======== SOURCE PASSAGE ========

This RFC proposes std.compression as Incan's standard library module for byte-oriented compression and decompression. The module standardizes a codec-submodule surface for common codecs, supports both one-shot (bytes -> bytes) and streaming workflows, and keeps codec autodetection explicit and opt-in. The goal is to make compression a first-class Incan capability without leaking backend crate APIs into the language contract.

Core model

std.compression is a codec layer over bytes and binary streams. Codec submodules own normal encode/decode workflows, while the top-level module owns explicit autodetection helpers and shared vocabulary such as Codec and CompressionError.

The stable public contract has three parts:

  • per-codec one-shot APIs for callers that already have a bytes payload;
  • per-codec stream APIs for callers that need to move data between std.fs.File and std.io.BytesIO without materializing the whole payload;
  • explicit top-level autodetection APIs for decompression only.

The module must not expose backend crate names, backend option structs, or backend-specific error types as the user-facing contract. Implementations may use any backend that preserves the observable codec behavior, error categories, streaming semantics, and supported option rules defined here.

======== THE DATA ========

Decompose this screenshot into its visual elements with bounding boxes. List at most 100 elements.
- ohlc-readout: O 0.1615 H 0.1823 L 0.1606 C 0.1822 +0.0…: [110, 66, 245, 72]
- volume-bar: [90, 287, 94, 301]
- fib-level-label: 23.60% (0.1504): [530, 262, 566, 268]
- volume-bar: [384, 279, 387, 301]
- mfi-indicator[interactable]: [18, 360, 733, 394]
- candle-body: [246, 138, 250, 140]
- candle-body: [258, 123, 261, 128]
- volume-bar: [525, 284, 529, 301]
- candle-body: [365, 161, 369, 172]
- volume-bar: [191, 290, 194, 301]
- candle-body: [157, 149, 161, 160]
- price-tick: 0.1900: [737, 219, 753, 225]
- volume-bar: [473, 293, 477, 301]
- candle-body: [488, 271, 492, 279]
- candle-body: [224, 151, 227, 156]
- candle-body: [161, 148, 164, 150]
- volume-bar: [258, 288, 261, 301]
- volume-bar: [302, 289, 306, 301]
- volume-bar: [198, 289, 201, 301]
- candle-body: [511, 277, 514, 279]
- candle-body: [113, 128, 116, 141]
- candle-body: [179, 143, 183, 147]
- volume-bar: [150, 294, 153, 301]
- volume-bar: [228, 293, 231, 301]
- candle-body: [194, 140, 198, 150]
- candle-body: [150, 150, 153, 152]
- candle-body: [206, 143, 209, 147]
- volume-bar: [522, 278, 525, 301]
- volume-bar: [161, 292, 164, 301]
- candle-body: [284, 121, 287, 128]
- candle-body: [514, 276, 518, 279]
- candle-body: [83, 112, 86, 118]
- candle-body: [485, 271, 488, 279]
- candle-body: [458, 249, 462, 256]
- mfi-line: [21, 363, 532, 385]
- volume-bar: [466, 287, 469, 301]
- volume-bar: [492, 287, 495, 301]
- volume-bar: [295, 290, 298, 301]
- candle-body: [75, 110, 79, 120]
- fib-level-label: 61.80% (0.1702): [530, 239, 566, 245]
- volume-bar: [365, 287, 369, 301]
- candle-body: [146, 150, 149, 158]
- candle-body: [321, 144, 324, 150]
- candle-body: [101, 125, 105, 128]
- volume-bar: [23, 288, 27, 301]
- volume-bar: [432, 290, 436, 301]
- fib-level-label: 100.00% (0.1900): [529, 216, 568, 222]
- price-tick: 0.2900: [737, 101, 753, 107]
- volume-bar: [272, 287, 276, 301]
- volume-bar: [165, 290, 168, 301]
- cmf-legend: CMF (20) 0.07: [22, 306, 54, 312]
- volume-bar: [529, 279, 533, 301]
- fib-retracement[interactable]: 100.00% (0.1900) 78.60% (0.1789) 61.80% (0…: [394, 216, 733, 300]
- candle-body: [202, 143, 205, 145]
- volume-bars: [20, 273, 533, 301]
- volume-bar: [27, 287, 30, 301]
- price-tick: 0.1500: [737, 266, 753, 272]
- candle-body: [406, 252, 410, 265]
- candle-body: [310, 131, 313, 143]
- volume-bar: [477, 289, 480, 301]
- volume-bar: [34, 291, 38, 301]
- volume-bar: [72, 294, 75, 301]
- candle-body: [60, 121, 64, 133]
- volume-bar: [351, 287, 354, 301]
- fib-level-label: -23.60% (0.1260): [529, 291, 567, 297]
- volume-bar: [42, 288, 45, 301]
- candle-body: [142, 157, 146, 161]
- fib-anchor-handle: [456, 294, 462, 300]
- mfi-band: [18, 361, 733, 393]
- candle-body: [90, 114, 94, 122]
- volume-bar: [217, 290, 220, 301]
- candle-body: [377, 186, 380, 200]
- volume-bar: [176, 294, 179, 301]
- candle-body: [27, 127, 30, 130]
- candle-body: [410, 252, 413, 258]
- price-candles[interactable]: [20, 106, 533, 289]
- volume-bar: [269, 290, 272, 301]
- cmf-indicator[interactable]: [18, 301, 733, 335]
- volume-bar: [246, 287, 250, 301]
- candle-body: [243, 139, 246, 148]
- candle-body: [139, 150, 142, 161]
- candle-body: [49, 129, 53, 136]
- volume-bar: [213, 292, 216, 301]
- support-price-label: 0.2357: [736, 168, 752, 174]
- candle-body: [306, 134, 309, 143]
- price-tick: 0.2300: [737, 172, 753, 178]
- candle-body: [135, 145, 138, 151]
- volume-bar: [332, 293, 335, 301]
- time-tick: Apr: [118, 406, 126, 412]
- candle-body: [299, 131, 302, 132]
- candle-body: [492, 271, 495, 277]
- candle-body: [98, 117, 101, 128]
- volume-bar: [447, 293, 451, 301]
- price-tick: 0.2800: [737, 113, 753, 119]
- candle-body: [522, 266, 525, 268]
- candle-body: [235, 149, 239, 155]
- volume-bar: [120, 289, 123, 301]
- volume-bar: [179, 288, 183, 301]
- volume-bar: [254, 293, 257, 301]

========

▸ **TRY IT**: Copy the part of the RFC passage between "std.compression is a" and "for decompression only.", inclusive. The lines have no connection to the RFC passage.

▸ **REPLY TO THE TASK**:
std.compression is a codec layer over bytes and binary streams. Codec submodules own normal encode/decode workflows, while the top-level module owns explicit autodetection helpers and shared vocabulary such as Codec and CompressionError.

The stable public contract has three parts:

  • per-codec one-shot APIs for callers that already have a bytes payload;
  • per-codec stream APIs for callers that need to move data between std.fs.File and std.io.BytesIO without materializing the whole payload;
  • explicit top-level autodetection APIs for decompression only.